Your task is to output all the records below, word for word.
------ Data supplied
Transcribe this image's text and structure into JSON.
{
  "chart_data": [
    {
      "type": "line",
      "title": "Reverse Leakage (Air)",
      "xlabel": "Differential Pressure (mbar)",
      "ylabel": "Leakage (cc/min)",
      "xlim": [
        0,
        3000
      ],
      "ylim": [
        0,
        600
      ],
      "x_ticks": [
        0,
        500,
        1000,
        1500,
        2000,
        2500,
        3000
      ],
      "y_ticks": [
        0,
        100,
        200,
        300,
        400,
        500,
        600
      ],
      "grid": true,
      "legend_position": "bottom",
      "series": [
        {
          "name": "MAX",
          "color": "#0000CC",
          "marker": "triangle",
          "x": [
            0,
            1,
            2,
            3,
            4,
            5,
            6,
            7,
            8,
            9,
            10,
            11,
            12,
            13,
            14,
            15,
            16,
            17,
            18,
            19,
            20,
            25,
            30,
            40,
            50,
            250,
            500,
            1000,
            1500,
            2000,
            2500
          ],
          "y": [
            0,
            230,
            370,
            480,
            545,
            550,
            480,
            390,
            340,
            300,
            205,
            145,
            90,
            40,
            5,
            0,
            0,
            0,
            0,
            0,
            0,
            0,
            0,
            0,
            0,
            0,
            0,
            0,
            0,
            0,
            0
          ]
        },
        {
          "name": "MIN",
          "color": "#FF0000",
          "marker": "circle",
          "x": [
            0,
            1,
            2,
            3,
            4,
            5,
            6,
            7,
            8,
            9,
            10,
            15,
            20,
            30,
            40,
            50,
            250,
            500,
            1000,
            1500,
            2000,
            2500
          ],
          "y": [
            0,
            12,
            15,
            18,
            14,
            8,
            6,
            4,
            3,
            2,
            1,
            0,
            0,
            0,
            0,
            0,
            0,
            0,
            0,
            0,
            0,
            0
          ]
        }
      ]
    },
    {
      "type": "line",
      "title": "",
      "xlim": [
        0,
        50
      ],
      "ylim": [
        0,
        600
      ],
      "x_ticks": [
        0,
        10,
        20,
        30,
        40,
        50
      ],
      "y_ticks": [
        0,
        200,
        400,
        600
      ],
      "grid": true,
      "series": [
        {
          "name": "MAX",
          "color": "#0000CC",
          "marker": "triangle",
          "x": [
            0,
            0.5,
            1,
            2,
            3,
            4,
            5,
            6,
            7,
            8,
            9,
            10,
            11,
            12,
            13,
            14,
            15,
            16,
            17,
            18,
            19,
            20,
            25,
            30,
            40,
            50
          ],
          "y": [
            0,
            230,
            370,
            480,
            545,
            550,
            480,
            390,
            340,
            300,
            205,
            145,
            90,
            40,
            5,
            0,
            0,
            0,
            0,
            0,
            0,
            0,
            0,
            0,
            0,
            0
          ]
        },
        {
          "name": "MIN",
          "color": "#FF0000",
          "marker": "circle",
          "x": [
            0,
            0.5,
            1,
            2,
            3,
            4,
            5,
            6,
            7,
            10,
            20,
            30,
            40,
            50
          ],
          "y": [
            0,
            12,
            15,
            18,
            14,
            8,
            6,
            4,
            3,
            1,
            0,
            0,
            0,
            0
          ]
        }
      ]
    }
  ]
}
------------
◆ Solution to this exercise ◆
Transcribe this image's text and structure into JSON.
{
  "chart_data": [
    {
      "type": "line",
      "title": "Reverse Leakage (Air)",
      "xlabel": "Differential Pressure (mbar)",
      "ylabel": "Leakage (cc/min)",
      "xlim": [
        0,
        3000
      ],
      "ylim": [
        0,
        600
      ],
      "x_ticks": [
        0,
        500,
        1000,
        1500,
        2000,
        2500,
        3000
      ],
      "y_ticks": [
        0,
        100,
        200,
        300,
        400,
        500,
        600
      ],
      "grid": true,
      "legend_position": "bottom",
      "series": [
        {
          "name": "MAX",
          "color": "#0000CC",
          "marker": "triangle",
          "x": [
            0,
            1,
            2,
            3,
            4,
            5,
            6,
            7,
            8,
            9,
            10,
            11,
            12,
            13,
            14,
            15,
            16,
            17,
            18,
            19,
            20,
            25,
            30,
            40,
            50,
            250,
            500,
            1000,
            1500,
            2000,
            2500
          ],
          "y": [
            0,
            230,
            370,
            480,
            545,
            550,
            480,
            390,
            340,
            300,
            205,
            145,
            90,
            40,
            5,
            0,
            0,
            0,
            0,
            0,
            0,
            0,
            0,
            0,
            0,
            0,
            0,
            0,
            0,
            0,
            0
          ]
        },
        {
          "name": "MIN",
          "color": "#FF0000",
          "marker": "circle",
          "x": [
            0,
            1,
            2,
            3,
            4,
            5,
            6,
            7,
            8,
            9,
            10,
            15,
            20,
            30,
            40,
            50,
            250,
            500,
            1000,
            1500,
            2000,
            2500
          ],
          "y": [
            0,
            12,
            15,
            18,
            14,
            8,
            6,
            4,
            3,
            2,
            1,
            0,
            0,
            0,
            0,
            0,
            0,
            0,
            0,
            0,
            0,
            0
          ]
        }
      ]
    },
    {
      "type": "line",
      "title": "",
      "xlim": [
        0,
        50
      ],
      "ylim": [
        0,
        600
      ],
      "x_ticks": [
        0,
        10,
        20,
        30,
        40,
        50
      ],
      "y_ticks": [
        0,
        200,
        400,
        600
      ],
      "grid": true,
      "series": [
        {
          "name": "MAX",
          "color": "#0000CC",
          "marker": "triangle",
          "x": [
            0,
            0.5,
            1,
            2,
            3,
            4,
            5,
            6,
            7,
            8,
            9,
            10,
            11,
            12,
            13,
            14,
            15,
            16,
            17,
            18,
            19,
            20,
            25,
            30,
            40,
            50
          ],
          "y": [
            0,
            230,
            370,
            480,
            545,
            550,
            480,
            390,
            340,
            300,
            205,
            145,
            90,
            40,
            5,
            0,
            0,
            0,
            0,
            0,
            0,
            0,
            0,
            0,
            0,
            0
          ]
        },
        {
          "name": "MIN",
          "color": "#FF0000",
          "marker": "circle",
          "x": [
            0,
            0.5,
            1,
            2,
            3,
            4,
            5,
            6,
            7,
            10,
            20,
            30,
            40,
            50
          ],
          "y": [
            0,
            12,
            15,
            18,
            14,
            8,
            6,
            4,
            3,
            1,
            0,
            0,
            0,
            0
          ]
        }
      ]
    }
  ]
}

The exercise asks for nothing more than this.